Could every line of the data be printed exactly as it reads?
═════ RAW DATA ═════
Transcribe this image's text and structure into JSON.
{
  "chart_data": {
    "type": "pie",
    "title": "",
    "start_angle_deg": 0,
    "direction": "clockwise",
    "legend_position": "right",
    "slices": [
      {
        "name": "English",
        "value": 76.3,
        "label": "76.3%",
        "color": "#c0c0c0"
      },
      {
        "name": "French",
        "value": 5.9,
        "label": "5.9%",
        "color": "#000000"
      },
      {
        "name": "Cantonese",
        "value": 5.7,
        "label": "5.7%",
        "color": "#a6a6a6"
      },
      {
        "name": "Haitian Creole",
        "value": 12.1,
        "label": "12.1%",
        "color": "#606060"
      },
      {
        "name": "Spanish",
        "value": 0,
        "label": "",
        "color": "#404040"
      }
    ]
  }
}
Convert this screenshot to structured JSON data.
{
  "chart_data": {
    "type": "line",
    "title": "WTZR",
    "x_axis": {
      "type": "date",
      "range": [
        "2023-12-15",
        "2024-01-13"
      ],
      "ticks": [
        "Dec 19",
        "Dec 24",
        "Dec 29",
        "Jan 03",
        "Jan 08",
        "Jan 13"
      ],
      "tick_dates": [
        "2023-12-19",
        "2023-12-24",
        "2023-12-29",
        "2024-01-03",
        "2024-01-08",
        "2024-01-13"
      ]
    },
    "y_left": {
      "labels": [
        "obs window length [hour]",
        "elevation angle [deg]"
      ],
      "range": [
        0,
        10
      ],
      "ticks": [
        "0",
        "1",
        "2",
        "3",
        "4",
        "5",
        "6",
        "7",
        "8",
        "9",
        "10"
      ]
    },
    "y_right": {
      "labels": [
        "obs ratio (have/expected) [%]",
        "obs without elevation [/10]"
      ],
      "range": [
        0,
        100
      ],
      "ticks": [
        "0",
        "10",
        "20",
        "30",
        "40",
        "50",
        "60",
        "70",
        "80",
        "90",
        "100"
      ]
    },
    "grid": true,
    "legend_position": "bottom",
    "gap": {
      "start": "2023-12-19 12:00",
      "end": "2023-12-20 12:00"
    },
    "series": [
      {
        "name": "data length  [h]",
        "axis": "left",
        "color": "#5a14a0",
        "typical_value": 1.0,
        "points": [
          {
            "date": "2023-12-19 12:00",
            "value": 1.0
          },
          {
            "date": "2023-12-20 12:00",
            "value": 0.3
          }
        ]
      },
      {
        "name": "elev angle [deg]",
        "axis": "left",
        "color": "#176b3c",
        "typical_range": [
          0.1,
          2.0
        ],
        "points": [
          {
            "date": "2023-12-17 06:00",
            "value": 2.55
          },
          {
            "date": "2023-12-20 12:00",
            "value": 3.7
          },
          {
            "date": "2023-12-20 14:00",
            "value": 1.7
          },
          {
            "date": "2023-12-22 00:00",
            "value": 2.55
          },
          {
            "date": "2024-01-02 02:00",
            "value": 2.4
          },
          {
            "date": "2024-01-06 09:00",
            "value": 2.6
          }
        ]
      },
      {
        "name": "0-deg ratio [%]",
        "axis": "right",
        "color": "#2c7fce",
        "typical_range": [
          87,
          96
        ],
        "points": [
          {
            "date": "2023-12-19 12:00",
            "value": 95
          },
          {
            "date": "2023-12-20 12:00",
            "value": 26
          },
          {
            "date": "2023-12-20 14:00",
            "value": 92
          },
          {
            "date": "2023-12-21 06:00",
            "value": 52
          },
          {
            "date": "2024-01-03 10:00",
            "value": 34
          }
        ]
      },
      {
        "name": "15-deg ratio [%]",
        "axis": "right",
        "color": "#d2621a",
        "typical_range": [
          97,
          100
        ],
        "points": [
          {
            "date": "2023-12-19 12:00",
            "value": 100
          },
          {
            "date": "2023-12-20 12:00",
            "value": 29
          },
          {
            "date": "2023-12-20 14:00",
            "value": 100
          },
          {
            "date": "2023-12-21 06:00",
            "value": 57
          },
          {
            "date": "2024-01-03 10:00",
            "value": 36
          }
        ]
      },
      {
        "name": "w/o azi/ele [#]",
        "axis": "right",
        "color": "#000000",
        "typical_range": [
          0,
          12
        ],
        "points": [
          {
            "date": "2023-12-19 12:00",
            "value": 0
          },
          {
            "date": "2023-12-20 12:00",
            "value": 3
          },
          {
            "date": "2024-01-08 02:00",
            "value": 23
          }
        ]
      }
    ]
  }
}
═════
● **RESPONSE FOR THIS EXERCISE**:
Transcribe this image's text and structure into JSON.
{
  "chart_data": {
    "type": "pie",
    "title": "",
    "start_angle_deg": 0,
    "direction": "clockwise",
    "legend_position": "right",
    "slices": [
      {
        "name": "English",
        "value": 76.3,
        "label": "76.3%",
        "color": "#c0c0c0"
      },
      {
        "name": "French",
        "value": 5.9,
        "label": "5.9%",
        "color": "#000000"
      },
      {
        "name": "Cantonese",
        "value": 5.7,
        "label": "5.7%",
        "color": "#a6a6a6"
      },
      {
        "name": "Haitian Creole",
        "value": 12.1,
        "label": "12.1%",
        "color": "#606060"
      },
      {
        "name": "Spanish",
        "value": 0,
        "label": "",
        "color": "#404040"
      }
    ]
  }
}
Convert this screenshot to structured JSON data.
{
  "chart_data": {
    "type": "line",
    "title": "WTZR",
    "x_axis": {
      "type": "date",
      "range": [
        "2023-12-15",
        "2024-01-13"
      ],
      "ticks": [
        "Dec 19",
        "Dec 24",
        "Dec 29",
        "Jan 03",
        "Jan 08",
        "Jan 13"
      ],
      "tick_dates": [
        "2023-12-19",
        "2023-12-24",
        "2023-12-29",
        "2024-01-03",
        "2024-01-08",
        "2024-01-13"
      ]
    },
    "y_left": {
      "labels": [
        "obs window length [hour]",
        "elevation angle [deg]"
      ],
      "range": [
        0,
        10
      ],
      "ticks": [
        "0",
        "1",
        "2",
        "3",
        "4",
        "5",
        "6",
        "7",
        "8",
        "9",
        "10"
      ]
    },
    "y_right": {
      "labels": [
        "obs ratio (have/expected) [%]",
        "obs without elevation [/10]"
      ],
      "range": [
        0,
        100
      ],
      "ticks": [
        "0",
        "10",
        "20",
        "30",
        "40",
        "50",
        "60",
        "70",
        "80",
        "90",
        "100"
      ]
    },
    "grid": true,
    "legend_position": "bottom",
    "gap": {
      "start": "2023-12-19 12:00",
      "end": "2023-12-20 12:00"
    },
    "series": [
      {
        "name": "data length  [h]",
        "axis": "left",
        "color": "#5a14a0",
        "typical_value": 1.0,
        "points": [
          {
            "date": "2023-12-19 12:00",
            "value": 1.0
          },
          {
            "date": "2023-12-20 12:00",
            "value": 0.3
          }
        ]
      },
      {
        "name": "elev angle [deg]",
        "axis": "left",
        "color": "#176b3c",
        "typical_range": [
          0.1,
          2.0
        ],
        "points": [
          {
            "date": "2023-12-17 06:00",
            "value": 2.55
          },
          {
            "date": "2023-12-20 12:00",
            "value": 3.7
          },
          {
            "date": "2023-12-20 14:00",
            "value": 1.7
          },
          {
            "date": "2023-12-22 00:00",
            "value": 2.55
          },
          {
            "date": "2024-01-02 02:00",
            "value": 2.4
          },
          {
            "date": "2024-01-06 09:00",
            "value": 2.6
          }
        ]
      },
      {
        "name": "0-deg ratio [%]",
        "axis": "right",
        "color": "#2c7fce",
        "typical_range": [
          87,
          96
        ],
        "points": [
          {
            "date": "2023-12-19 12:00",
            "value": 95
          },
          {
            "date": "2023-12-20 12:00",
            "value": 26
          },
          {
            "date": "2023-12-20 14:00",
            "value": 92
          },
          {
            "date": "2023-12-21 06:00",
            "value": 52
          },
          {
            "date": "2024-01-03 10:00",
            "value": 34
          }
        ]
      },
      {
        "name": "15-deg ratio [%]",
        "axis": "right",
        "color": "#d2621a",
        "typical_range": [
          97,
          100
        ],
        "points": [
          {
            "date": "2023-12-19 12:00",
            "value": 100
          },
          {
            "date": "2023-12-20 12:00",
            "value": 29
          },
          {
            "date": "2023-12-20 14:00",
            "value": 100
          },
          {
            "date": "2023-12-21 06:00",
            "value": 57
          },
          {
            "date": "2024-01-03 10:00",
            "value": 36
          }
        ]
      },
      {
        "name": "w/o azi/ele [#]",
        "axis": "right",
        "color": "#000000",
        "typical_range": [
          0,
          12
        ],
        "points": [
          {
            "date": "2023-12-19 12:00",
            "value": 0
          },
          {
            "date": "2023-12-20 12:00",
            "value": 3
          },
          {
            "date": "2024-01-08 02:00",
            "value": 23
          }
        ]
      }
    ]
  }
}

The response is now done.